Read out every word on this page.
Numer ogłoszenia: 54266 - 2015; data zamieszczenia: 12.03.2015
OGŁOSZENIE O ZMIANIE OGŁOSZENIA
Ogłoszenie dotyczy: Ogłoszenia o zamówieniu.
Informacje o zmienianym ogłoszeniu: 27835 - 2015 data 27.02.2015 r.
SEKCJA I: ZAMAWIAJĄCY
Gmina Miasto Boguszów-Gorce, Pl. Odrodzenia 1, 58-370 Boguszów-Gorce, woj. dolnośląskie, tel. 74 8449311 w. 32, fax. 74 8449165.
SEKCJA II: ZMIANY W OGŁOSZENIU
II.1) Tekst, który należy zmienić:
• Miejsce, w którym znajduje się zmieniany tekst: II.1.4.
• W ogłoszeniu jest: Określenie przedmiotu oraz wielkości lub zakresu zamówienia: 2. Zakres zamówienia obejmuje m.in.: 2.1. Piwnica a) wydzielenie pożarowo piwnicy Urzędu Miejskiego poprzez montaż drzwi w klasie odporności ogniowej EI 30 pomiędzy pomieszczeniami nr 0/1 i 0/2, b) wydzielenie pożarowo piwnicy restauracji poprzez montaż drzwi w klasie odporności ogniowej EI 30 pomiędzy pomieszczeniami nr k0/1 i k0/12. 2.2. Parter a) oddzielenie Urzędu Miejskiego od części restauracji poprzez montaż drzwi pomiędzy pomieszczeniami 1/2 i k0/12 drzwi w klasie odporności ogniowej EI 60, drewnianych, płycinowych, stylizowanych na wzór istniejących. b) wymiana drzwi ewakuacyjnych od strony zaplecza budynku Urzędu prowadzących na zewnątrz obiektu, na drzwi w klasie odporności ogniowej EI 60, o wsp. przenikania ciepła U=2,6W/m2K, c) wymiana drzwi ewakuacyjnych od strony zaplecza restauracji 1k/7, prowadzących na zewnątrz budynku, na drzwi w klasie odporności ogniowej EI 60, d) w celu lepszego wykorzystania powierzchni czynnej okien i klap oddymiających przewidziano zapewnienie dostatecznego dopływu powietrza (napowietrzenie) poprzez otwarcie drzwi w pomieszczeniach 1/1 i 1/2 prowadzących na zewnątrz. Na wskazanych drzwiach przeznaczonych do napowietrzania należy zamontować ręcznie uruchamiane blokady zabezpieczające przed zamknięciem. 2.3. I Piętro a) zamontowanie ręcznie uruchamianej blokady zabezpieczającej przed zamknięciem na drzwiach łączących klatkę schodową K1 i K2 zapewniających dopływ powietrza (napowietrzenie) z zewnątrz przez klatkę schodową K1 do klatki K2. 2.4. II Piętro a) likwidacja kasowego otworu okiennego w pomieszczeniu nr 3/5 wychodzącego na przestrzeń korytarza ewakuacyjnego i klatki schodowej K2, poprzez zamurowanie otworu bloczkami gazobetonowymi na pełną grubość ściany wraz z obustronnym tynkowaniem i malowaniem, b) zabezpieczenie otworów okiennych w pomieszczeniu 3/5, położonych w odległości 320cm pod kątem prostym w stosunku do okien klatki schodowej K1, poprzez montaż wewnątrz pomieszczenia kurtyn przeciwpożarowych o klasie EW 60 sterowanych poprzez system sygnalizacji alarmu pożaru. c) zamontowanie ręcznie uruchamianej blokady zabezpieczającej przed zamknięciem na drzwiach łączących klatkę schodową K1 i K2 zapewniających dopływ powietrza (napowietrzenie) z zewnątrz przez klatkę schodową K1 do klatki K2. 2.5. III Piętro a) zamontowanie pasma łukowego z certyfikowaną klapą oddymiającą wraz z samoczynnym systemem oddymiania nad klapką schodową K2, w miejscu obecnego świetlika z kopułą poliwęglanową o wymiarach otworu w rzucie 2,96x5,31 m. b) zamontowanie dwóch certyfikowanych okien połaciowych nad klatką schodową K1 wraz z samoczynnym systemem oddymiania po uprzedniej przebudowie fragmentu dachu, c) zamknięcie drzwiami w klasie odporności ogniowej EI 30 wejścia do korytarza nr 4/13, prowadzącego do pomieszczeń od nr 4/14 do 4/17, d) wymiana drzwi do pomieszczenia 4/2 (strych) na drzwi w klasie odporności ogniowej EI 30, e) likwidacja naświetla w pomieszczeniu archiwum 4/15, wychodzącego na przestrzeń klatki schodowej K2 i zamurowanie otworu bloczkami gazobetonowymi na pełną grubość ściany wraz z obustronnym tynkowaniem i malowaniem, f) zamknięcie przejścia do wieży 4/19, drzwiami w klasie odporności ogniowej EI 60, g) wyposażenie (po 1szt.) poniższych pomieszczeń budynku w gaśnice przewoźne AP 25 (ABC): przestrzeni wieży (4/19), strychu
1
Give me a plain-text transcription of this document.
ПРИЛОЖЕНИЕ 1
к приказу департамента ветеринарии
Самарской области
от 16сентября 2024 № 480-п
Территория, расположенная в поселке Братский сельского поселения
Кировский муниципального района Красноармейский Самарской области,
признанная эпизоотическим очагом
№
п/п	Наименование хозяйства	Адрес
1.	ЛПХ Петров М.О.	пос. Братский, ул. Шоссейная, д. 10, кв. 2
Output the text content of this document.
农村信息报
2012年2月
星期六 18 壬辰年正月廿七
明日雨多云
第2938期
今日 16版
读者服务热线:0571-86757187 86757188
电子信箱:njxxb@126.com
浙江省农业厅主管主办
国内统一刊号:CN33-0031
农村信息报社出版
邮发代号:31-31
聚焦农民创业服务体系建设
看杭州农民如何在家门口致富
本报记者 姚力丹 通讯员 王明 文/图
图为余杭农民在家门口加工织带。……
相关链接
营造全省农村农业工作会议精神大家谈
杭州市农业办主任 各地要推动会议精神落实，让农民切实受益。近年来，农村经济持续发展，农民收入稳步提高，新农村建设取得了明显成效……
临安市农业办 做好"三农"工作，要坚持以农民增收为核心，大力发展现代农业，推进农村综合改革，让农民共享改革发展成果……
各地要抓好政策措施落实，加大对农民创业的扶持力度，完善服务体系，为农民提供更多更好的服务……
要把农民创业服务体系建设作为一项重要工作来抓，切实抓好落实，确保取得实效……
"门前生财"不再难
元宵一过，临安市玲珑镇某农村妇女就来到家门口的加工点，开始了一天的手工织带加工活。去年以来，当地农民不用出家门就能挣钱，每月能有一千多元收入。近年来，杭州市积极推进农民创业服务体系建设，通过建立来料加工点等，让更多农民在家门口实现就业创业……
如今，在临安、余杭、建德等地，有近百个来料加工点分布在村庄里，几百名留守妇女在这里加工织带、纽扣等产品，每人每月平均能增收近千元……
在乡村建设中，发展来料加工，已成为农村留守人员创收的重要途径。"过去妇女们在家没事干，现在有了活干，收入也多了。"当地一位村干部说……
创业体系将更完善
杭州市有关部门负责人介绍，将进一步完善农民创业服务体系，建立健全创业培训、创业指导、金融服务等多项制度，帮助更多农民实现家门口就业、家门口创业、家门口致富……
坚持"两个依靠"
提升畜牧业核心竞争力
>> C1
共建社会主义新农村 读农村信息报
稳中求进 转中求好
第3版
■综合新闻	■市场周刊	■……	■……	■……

WHAT IS REQUIRED: Write out exactly the final stretch of the records: the line containing "Give me a plain-text" and every line after it, through the last, and nothing else.

EXPECTED ANSWER:
Give me a plain-text transcription of this document.
ПРИЛОЖЕНИЕ 1
к приказу департамента ветеринарии
Самарской области
от 16сентября 2024 № 480-п
Территория, расположенная в поселке Братский сельского поселения
Кировский муниципального района Красноармейский Самарской области,
признанная эпизоотическим очагом
№
п/п	Наименование хозяйства	Адрес
1.	ЛПХ Петров М.О.	пос. Братский, ул. Шоссейная, д. 10, кв. 2
Output the text content of this document.
农村信息报
2012年2月
星期六 18 壬辰年正月廿七
明日雨多云
第2938期
今日 16版
读者服务热线:0571-86757187 86757188
电子信箱:njxxb@126.com
浙江省农业厅主管主办
国内统一刊号:CN33-0031
农村信息报社出版
邮发代号:31-31
聚焦农民创业服务体系建设
看杭州农民如何在家门口致富
本报记者 姚力丹 通讯员 王明 文/图
图为余杭农民在家门口加工织带。……
相关链接
营造全省农村农业工作会议精神大家谈
杭州市农业办主任 各地要推动会议精神落实，让农民切实受益。近年来，农村经济持续发展，农民收入稳步提高，新农村建设取得了明显成效……
临安市农业办 做好"三农"工作，要坚持以农民增收为核心，大力发展现代农业，推进农村综合改革，让农民共享改革发展成果……
各地要抓好政策措施落实，加大对农民创业的扶持力度，完善服务体系，为农民提供更多更好的服务……
要把农民创业服务体系建设作为一项重要工作来抓，切实抓好落实，确保取得实效……
"门前生财"不再难
元宵一过，临安市玲珑镇某农村妇女就来到家门口的加工点，开始了一天的手工织带加工活。去年以来，当地农民不用出家门就能挣钱，每月能有一千多元收入。近年来，杭州市积极推进农民创业服务体系建设，通过建立来料加工点等，让更多农民在家门口实现就业创业……
如今，在临安、余杭、建德等地，有近百个来料加工点分布在村庄里，几百名留守妇女在这里加工织带、纽扣等产品，每人每月平均能增收近千元……
在乡村建设中，发展来料加工，已成为农村留守人员创收的重要途径。"过去妇女们在家没事干，现在有了活干，收入也多了。"当地一位村干部说……
创业体系将更完善
杭州市有关部门负责人介绍，将进一步完善农民创业服务体系，建立健全创业培训、创业指导、金融服务等多项制度，帮助更多农民实现家门口就业、家门口创业、家门口致富……
坚持"两个依靠"
提升畜牧业核心竞争力
>> C1
共建社会主义新农村 读农村信息报
稳中求进 转中求好
第3版
■综合新闻	■市场周刊	■……	■……	■……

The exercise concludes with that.